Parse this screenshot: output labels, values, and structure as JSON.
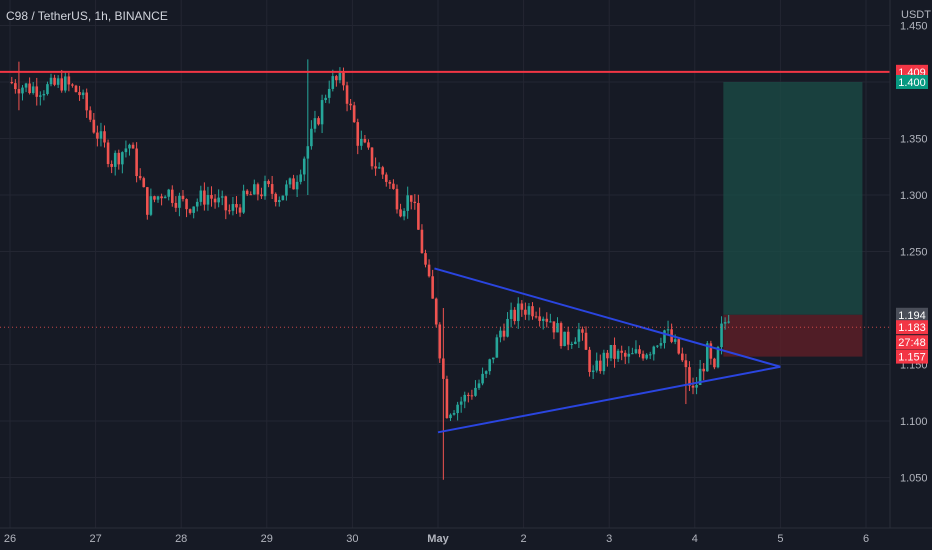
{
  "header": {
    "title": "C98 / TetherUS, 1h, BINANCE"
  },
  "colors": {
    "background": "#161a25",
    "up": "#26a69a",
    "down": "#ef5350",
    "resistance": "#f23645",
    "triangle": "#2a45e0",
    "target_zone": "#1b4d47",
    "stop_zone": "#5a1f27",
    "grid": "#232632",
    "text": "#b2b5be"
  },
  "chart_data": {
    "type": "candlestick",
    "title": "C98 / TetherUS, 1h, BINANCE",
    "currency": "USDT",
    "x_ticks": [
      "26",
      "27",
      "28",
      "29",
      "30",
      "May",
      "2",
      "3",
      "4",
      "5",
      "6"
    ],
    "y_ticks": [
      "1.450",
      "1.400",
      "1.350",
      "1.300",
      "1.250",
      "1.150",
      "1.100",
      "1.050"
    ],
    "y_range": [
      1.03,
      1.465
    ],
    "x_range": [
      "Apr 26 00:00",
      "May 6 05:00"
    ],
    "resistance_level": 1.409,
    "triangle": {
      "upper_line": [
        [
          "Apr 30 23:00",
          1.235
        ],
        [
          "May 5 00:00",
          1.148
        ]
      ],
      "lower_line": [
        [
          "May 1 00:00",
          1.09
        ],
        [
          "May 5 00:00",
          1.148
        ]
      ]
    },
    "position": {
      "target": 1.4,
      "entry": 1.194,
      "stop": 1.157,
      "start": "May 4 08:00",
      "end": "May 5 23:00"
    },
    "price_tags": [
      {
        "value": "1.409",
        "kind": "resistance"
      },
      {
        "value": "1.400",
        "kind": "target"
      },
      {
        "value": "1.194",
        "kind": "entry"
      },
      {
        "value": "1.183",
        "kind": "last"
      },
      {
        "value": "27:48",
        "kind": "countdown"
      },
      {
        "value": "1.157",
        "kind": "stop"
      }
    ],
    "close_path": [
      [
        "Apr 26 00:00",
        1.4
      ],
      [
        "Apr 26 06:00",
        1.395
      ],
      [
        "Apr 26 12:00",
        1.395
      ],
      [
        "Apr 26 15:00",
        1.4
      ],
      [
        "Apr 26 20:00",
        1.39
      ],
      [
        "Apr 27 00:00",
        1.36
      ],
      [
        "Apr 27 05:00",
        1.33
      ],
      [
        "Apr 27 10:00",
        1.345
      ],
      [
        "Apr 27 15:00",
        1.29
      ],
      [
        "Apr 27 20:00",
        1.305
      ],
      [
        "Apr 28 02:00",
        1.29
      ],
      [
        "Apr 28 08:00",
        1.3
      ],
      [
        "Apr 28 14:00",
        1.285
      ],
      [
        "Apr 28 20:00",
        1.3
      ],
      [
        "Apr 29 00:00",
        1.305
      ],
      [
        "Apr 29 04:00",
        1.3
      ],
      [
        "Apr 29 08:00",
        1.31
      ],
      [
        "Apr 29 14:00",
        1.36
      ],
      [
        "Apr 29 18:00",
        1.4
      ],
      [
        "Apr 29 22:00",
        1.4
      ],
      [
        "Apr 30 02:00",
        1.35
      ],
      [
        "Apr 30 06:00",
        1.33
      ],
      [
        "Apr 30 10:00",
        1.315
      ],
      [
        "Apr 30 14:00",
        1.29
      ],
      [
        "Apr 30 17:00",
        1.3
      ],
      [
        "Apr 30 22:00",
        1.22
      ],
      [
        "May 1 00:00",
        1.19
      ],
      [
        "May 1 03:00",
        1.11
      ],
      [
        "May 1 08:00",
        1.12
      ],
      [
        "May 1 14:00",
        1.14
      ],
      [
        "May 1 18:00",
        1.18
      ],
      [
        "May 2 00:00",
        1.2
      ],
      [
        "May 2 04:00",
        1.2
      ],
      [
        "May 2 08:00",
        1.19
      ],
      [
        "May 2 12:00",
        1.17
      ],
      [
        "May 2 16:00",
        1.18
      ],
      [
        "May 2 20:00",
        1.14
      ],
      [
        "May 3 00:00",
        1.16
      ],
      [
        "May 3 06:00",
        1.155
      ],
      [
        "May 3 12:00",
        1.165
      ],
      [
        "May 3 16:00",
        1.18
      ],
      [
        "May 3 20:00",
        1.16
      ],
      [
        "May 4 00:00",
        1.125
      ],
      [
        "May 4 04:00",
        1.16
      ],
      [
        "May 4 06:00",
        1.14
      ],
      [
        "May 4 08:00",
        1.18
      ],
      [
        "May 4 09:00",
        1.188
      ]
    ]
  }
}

--

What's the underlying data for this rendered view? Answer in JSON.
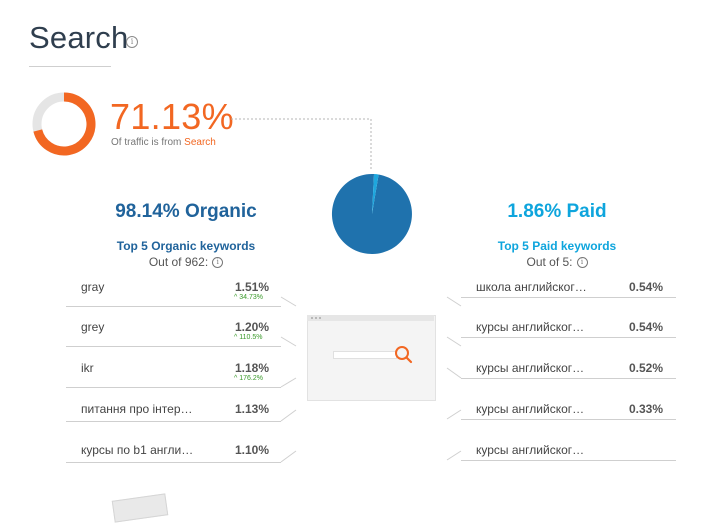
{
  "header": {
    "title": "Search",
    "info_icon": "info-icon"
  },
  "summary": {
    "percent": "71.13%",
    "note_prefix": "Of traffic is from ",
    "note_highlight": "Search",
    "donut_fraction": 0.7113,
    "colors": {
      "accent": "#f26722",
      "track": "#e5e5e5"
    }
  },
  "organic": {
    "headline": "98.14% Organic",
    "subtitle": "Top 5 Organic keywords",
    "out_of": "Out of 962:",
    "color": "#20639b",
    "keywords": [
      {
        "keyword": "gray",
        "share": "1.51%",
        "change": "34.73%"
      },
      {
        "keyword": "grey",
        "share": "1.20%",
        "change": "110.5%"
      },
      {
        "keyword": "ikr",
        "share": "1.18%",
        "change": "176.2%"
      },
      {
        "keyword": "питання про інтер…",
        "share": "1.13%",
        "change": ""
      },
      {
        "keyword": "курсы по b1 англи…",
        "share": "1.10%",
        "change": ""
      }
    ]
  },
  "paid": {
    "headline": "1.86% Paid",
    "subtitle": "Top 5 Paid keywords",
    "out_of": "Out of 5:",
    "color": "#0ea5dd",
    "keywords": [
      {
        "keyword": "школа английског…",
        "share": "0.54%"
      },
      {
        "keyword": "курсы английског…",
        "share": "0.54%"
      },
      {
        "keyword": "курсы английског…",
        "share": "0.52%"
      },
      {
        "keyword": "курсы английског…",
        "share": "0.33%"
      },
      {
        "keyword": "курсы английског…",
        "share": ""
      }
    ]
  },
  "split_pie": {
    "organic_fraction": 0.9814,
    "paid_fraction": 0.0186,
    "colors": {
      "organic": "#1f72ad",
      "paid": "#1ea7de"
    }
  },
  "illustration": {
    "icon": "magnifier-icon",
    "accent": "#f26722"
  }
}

→ **Given exercise**
Only lines with the word "icon" should be collected from the material.

→ **Output below**
    "info_icon": "info-icon"
    "icon": "magnifier-icon",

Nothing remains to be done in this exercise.